What you should do
Reproduce the entries below verbatim, beginning with the line containing "atlas-point xyxy=(647,558,659,570)" and continuing through the line containing "x-tick-label: 2 xyxy=(307,961,318,983)", both lines included.

Supplied entries
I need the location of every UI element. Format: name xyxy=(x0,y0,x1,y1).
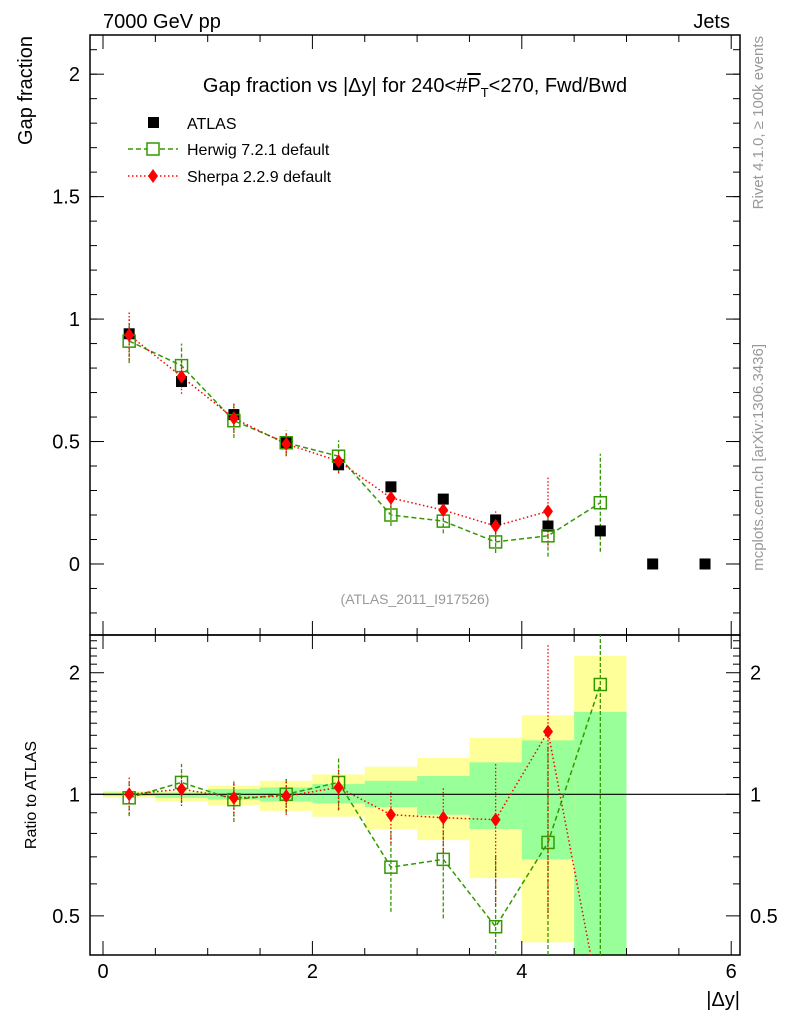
atlas-point xyxy=(647,558,659,570)
legend-herwig-marker xyxy=(146,142,160,156)
mcplots-label: mcplots.cern.ch [arXiv:1306.3436] xyxy=(750,344,767,571)
sherpa-point xyxy=(542,504,553,519)
title-pt-sub: T xyxy=(481,85,489,100)
ratio-y-tick-label-right: 1 xyxy=(750,784,761,806)
ratio-y-axis-label: Ratio to ATLAS xyxy=(23,741,40,849)
ratio-herwig-point xyxy=(436,852,451,867)
atlas-point xyxy=(594,525,606,537)
rivet-label: Rivet 4.1.0, ≥ 100k events xyxy=(750,36,767,209)
sherpa-point xyxy=(176,369,187,384)
y-tick-label: 1 xyxy=(69,309,80,331)
atlas-point xyxy=(542,520,554,532)
ratio-sherpa-point xyxy=(333,780,344,795)
header-left: 7000 GeV pp xyxy=(103,11,221,33)
sherpa-point xyxy=(281,436,292,451)
x-tick-label: 2 xyxy=(307,961,318,983)
y-axis-label: Gap fraction xyxy=(15,36,37,145)
atlas-point xyxy=(385,481,397,493)
y-tick-label: 0.5 xyxy=(52,432,80,454)
ratio-sherpa-point xyxy=(228,790,239,805)
sherpa-point xyxy=(333,454,344,469)
ratio-sherpa-point xyxy=(281,789,292,804)
herwig-point xyxy=(384,508,398,522)
data-marks xyxy=(122,310,711,956)
legend-atlas-marker xyxy=(148,117,159,128)
ratio-sherpa-line xyxy=(129,729,592,956)
ratio-sherpa-point xyxy=(385,807,396,822)
legend-herwig-label: Herwig 7.2.1 default xyxy=(187,142,330,159)
legend-sherpa-label: Sherpa 2.2.9 default xyxy=(187,169,332,186)
sherpa-point xyxy=(228,411,239,426)
sherpa-point xyxy=(438,503,449,518)
chart-title: Gap fraction vs |Δy| for 240<#PT<270, Fw… xyxy=(203,75,627,100)
ratio-sherpa-point xyxy=(124,787,135,802)
herwig-line xyxy=(128,340,601,543)
ratio-herwig-point xyxy=(384,860,398,874)
atlas-point xyxy=(437,493,449,505)
ratio-y-tick-label-right: 2 xyxy=(750,663,761,685)
ratio-sherpa-point xyxy=(490,812,501,827)
band-green xyxy=(417,775,470,815)
sherpa-line xyxy=(128,334,549,527)
ratio-herwig-point xyxy=(488,919,503,934)
x-axis-label: |Δy| xyxy=(706,989,740,1011)
ratio-herwig-line xyxy=(128,684,602,929)
y-tick-label: 2 xyxy=(69,64,80,86)
ratio-sherpa-point xyxy=(176,782,187,797)
y-tick-label: 0 xyxy=(69,554,80,576)
ratio-y-tick-label: 0.5 xyxy=(52,906,80,928)
herwig-point xyxy=(541,529,555,543)
y-tick-label: 1.5 xyxy=(52,187,80,209)
ratio-sherpa-point xyxy=(438,810,449,825)
ratio-y-tick-label: 2 xyxy=(69,663,80,685)
ratio-sherpa-point xyxy=(542,724,553,739)
legend-sherpa-marker xyxy=(148,169,158,183)
header-right: Jets xyxy=(693,11,730,33)
title-main: Gap fraction vs |Δy| for 240<# xyxy=(203,75,468,97)
x-tick-label: 4 xyxy=(516,961,527,983)
axes: 0 0.5 1 1.5 2 0.5 0.5 1 1 2 2 0 2 4 6 xyxy=(52,34,778,983)
ratio-y-tick-label: 1 xyxy=(69,784,80,806)
legend-atlas-label: ATLAS xyxy=(187,116,237,133)
ratio-herwig-point xyxy=(593,677,608,692)
sherpa-point xyxy=(124,328,135,342)
herwig-point xyxy=(488,535,503,549)
herwig-point xyxy=(593,496,608,510)
title-end: <270, Fwd/Bwd xyxy=(489,75,627,97)
x-tick-label: 6 xyxy=(726,961,737,983)
x-tick-label: 0 xyxy=(97,961,108,983)
sherpa-point xyxy=(490,519,501,534)
ratio-frame xyxy=(89,634,741,956)
atlas-point xyxy=(699,558,711,570)
analysis-label: (ATLAS_2011_I917526) xyxy=(341,591,490,607)
ratio-y-tick-label-right: 0.5 xyxy=(750,906,778,928)
sherpa-point xyxy=(385,490,396,505)
legend: ATLAS Herwig 7.2.1 default Sherpa 2.2.9 … xyxy=(128,116,332,186)
title-pt: P xyxy=(467,75,480,97)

Written answer
atlas-point xyxy=(647,558,659,570)
legend-herwig-marker xyxy=(146,142,160,156)
mcplots-label: mcplots.cern.ch [arXiv:1306.3436] xyxy=(750,344,767,571)
sherpa-point xyxy=(542,504,553,519)
title-pt-sub: T xyxy=(481,85,489,100)
ratio-y-tick-label-right: 1 xyxy=(750,784,761,806)
ratio-y-axis-label: Ratio to ATLAS xyxy=(23,741,40,849)
ratio-herwig-point xyxy=(436,852,451,867)
atlas-point xyxy=(594,525,606,537)
rivet-label: Rivet 4.1.0, ≥ 100k events xyxy=(750,36,767,209)
sherpa-point xyxy=(176,369,187,384)
y-tick-label: 1 xyxy=(69,309,80,331)
atlas-point xyxy=(542,520,554,532)
ratio-sherpa-point xyxy=(333,780,344,795)
header-left: 7000 GeV pp xyxy=(103,11,221,33)
sherpa-point xyxy=(281,436,292,451)
x-tick-label: 2 xyxy=(307,961,318,983)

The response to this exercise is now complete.